### Dataset content:
____________

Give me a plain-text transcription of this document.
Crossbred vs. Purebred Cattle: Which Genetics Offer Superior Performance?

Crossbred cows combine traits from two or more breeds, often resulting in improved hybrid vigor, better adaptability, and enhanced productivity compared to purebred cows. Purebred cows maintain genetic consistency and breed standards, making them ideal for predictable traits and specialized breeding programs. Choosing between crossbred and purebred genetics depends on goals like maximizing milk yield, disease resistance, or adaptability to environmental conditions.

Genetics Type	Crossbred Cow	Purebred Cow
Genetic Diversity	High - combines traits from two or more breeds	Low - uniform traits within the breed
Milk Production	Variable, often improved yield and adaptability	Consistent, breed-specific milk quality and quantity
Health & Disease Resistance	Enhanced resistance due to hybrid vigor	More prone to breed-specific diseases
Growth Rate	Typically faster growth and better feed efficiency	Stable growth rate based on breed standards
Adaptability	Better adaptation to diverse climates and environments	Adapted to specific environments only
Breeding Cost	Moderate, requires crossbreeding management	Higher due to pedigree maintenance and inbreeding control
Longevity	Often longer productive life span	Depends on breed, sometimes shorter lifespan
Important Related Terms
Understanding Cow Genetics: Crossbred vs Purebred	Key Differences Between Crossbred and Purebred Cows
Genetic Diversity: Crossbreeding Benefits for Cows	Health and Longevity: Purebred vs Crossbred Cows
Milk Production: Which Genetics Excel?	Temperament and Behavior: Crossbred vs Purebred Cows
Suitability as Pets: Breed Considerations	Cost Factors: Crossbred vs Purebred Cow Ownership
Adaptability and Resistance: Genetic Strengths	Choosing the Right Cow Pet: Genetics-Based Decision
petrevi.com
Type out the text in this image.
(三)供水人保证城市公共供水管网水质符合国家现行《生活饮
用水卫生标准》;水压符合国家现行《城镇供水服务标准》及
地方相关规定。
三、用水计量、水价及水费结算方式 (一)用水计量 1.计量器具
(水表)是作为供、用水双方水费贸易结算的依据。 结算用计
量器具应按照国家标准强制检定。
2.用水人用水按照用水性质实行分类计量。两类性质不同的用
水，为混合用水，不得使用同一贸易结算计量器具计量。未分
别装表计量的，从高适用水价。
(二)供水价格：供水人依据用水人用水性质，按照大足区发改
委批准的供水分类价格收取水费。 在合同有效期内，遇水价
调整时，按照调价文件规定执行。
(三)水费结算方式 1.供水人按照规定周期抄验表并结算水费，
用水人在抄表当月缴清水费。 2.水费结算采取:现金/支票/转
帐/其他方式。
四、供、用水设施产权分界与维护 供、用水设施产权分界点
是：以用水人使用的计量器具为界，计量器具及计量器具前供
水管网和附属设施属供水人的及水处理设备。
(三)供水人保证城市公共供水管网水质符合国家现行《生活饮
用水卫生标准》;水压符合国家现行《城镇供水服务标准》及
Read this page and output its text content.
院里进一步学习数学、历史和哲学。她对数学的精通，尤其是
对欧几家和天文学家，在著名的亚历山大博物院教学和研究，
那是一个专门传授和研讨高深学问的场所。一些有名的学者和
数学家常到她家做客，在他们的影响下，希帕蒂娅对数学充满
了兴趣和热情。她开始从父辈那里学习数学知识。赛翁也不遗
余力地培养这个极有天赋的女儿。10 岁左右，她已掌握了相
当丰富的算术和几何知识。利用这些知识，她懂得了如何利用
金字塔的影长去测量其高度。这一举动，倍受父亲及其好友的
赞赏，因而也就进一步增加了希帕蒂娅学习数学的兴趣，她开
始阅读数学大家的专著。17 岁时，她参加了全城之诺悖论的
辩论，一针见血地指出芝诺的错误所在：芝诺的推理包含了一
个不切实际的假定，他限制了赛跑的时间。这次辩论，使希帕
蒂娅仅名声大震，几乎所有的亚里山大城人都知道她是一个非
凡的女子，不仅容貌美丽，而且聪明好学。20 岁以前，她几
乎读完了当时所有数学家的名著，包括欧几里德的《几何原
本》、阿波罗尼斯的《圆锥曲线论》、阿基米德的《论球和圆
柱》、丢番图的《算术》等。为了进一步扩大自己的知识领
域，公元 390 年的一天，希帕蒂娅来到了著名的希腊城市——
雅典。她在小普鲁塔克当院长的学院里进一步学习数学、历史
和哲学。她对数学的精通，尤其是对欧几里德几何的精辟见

____________

### Directive:
Reproduce the material exactly, with every line intact.

### Exercise result:
Give me a plain-text transcription of this document.
Crossbred vs. Purebred Cattle: Which Genetics Offer Superior Performance?

Crossbred cows combine traits from two or more breeds, often resulting in improved hybrid vigor, better adaptability, and enhanced productivity compared to purebred cows. Purebred cows maintain genetic consistency and breed standards, making them ideal for predictable traits and specialized breeding programs. Choosing between crossbred and purebred genetics depends on goals like maximizing milk yield, disease resistance, or adaptability to environmental conditions.

Genetics Type	Crossbred Cow	Purebred Cow
Genetic Diversity	High - combines traits from two or more breeds	Low - uniform traits within the breed
Milk Production	Variable, often improved yield and adaptability	Consistent, breed-specific milk quality and quantity
Health & Disease Resistance	Enhanced resistance due to hybrid vigor	More prone to breed-specific diseases
Growth Rate	Typically faster growth and better feed efficiency	Stable growth rate based on breed standards
Adaptability	Better adaptation to diverse climates and environments	Adapted to specific environments only
Breeding Cost	Moderate, requires crossbreeding management	Higher due to pedigree maintenance and inbreeding control
Longevity	Often longer productive life span	Depends on breed, sometimes shorter lifespan
Important Related Terms
Understanding Cow Genetics: Crossbred vs Purebred	Key Differences Between Crossbred and Purebred Cows
Genetic Diversity: Crossbreeding Benefits for Cows	Health and Longevity: Purebred vs Crossbred Cows
Milk Production: Which Genetics Excel?	Temperament and Behavior: Crossbred vs Purebred Cows
Suitability as Pets: Breed Considerations	Cost Factors: Crossbred vs Purebred Cow Ownership
Adaptability and Resistance: Genetic Strengths	Choosing the Right Cow Pet: Genetics-Based Decision
petrevi.com
Type out the text in this image.
(三)供水人保证城市公共供水管网水质符合国家现行《生活饮
用水卫生标准》;水压符合国家现行《城镇供水服务标准》及
地方相关规定。
三、用水计量、水价及水费结算方式 (一)用水计量 1.计量器具
(水表)是作为供、用水双方水费贸易结算的依据。 结算用计
量器具应按照国家标准强制检定。
2.用水人用水按照用水性质实行分类计量。两类性质不同的用
水，为混合用水，不得使用同一贸易结算计量器具计量。未分
别装表计量的，从高适用水价。
(二)供水价格：供水人依据用水人用水性质，按照大足区发改
委批准的供水分类价格收取水费。 在合同有效期内，遇水价
调整时，按照调价文件规定执行。
(三)水费结算方式 1.供水人按照规定周期抄验表并结算水费，
用水人在抄表当月缴清水费。 2.水费结算采取:现金/支票/转
帐/其他方式。
四、供、用水设施产权分界与维护 供、用水设施产权分界点
是：以用水人使用的计量器具为界，计量器具及计量器具前供
水管网和附属设施属供水人的及水处理设备。
(三)供水人保证城市公共供水管网水质符合国家现行《生活饮
用水卫生标准》;水压符合国家现行《城镇供水服务标准》及
Read this page and output its text content.
院里进一步学习数学、历史和哲学。她对数学的精通，尤其是
对欧几家和天文学家，在著名的亚历山大博物院教学和研究，
那是一个专门传授和研讨高深学问的场所。一些有名的学者和
数学家常到她家做客，在他们的影响下，希帕蒂娅对数学充满
了兴趣和热情。她开始从父辈那里学习数学知识。赛翁也不遗
余力地培养这个极有天赋的女儿。10 岁左右，她已掌握了相
当丰富的算术和几何知识。利用这些知识，她懂得了如何利用
金字塔的影长去测量其高度。这一举动，倍受父亲及其好友的
赞赏，因而也就进一步增加了希帕蒂娅学习数学的兴趣，她开
始阅读数学大家的专著。17 岁时，她参加了全城之诺悖论的
辩论，一针见血地指出芝诺的错误所在：芝诺的推理包含了一
个不切实际的假定，他限制了赛跑的时间。这次辩论，使希帕
蒂娅仅名声大震，几乎所有的亚里山大城人都知道她是一个非
凡的女子，不仅容貌美丽，而且聪明好学。20 岁以前，她几
乎读完了当时所有数学家的名著，包括欧几里德的《几何原
本》、阿波罗尼斯的《圆锥曲线论》、阿基米德的《论球和圆
柱》、丢番图的《算术》等。为了进一步扩大自己的知识领
域，公元 390 年的一天，希帕蒂娅来到了著名的希腊城市——
雅典。她在小普鲁塔克当院长的学院里进一步学习数学、历史
和哲学。她对数学的精通，尤其是对欧几里德几何的精辟见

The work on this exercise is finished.